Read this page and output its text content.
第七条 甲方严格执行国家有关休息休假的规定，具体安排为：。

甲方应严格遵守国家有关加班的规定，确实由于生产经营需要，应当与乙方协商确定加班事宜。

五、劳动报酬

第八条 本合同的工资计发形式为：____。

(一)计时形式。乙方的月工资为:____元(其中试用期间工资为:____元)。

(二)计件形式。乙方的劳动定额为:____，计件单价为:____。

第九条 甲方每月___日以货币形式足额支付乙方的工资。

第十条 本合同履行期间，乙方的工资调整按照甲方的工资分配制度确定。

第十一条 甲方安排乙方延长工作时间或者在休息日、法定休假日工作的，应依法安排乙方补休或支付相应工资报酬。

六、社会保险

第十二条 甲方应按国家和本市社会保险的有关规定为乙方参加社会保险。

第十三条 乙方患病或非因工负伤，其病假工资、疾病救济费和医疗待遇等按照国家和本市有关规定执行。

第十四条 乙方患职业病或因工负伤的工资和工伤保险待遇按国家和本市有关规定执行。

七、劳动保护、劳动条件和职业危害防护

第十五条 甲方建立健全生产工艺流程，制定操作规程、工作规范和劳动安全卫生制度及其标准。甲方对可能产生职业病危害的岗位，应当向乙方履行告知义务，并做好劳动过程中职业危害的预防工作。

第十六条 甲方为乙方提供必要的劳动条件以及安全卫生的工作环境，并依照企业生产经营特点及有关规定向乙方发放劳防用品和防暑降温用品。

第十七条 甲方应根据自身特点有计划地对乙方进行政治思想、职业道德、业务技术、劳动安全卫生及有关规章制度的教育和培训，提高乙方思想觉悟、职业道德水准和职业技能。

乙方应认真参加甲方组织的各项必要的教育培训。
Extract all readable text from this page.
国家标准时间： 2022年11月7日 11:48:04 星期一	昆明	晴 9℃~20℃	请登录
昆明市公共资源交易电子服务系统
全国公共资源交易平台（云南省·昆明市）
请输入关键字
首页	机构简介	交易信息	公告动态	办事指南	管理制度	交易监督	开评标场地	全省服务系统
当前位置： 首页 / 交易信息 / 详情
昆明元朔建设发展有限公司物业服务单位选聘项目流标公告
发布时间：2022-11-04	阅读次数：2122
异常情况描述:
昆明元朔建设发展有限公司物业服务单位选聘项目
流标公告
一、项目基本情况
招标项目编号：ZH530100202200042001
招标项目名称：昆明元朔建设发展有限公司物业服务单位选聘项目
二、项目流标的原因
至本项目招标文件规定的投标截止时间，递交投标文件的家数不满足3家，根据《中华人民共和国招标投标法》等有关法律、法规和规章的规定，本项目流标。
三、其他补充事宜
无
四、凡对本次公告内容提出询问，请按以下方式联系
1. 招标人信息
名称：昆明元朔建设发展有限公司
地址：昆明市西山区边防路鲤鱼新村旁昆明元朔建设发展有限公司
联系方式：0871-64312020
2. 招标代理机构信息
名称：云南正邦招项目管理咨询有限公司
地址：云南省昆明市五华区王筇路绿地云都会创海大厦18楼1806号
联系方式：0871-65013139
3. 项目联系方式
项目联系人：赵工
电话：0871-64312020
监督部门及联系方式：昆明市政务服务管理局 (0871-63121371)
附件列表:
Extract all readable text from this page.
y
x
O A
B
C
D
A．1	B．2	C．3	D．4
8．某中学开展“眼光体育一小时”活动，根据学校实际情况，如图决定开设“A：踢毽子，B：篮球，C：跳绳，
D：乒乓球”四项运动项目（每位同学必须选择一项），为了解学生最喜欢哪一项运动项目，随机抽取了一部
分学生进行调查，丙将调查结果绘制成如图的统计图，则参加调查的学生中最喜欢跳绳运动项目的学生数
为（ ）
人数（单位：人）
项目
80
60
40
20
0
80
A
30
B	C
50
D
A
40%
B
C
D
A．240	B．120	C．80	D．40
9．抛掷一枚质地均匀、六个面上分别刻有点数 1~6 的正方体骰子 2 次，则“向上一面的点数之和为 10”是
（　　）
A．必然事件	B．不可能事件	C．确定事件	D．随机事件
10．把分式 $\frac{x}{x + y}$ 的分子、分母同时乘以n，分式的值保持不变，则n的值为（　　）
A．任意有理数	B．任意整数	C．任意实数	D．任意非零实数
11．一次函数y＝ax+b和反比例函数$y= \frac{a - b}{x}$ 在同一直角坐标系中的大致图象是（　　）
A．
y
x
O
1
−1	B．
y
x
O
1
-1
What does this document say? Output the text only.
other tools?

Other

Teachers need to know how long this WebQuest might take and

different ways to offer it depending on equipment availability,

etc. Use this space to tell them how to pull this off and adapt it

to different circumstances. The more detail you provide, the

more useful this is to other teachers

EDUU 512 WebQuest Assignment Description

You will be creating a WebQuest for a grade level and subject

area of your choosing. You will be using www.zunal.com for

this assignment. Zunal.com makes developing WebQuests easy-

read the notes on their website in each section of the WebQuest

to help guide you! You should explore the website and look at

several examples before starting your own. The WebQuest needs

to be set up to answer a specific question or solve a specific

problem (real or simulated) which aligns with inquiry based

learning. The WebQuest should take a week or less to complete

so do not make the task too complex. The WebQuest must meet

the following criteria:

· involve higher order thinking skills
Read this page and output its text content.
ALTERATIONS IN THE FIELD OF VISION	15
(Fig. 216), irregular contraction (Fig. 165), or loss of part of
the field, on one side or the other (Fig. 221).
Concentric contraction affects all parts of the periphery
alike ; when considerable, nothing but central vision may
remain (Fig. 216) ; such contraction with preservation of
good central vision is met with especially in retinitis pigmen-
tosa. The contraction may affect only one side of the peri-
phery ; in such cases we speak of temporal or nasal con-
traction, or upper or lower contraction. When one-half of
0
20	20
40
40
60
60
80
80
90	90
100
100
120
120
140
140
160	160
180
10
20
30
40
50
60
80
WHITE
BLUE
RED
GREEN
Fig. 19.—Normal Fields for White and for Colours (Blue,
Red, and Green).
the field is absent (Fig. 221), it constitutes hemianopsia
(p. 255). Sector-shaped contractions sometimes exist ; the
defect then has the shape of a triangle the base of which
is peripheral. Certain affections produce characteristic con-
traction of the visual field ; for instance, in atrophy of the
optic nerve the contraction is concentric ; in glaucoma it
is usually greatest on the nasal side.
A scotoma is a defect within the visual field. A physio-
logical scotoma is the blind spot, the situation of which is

= EXERCISE DIRECTIONS =
From the data above, copy out every line with the string "nasal" in it.

= ANSWER TO THE PROBLEM =
phery ; in such cases we speak of temporal or nasal con-
is usually greatest on the nasal side.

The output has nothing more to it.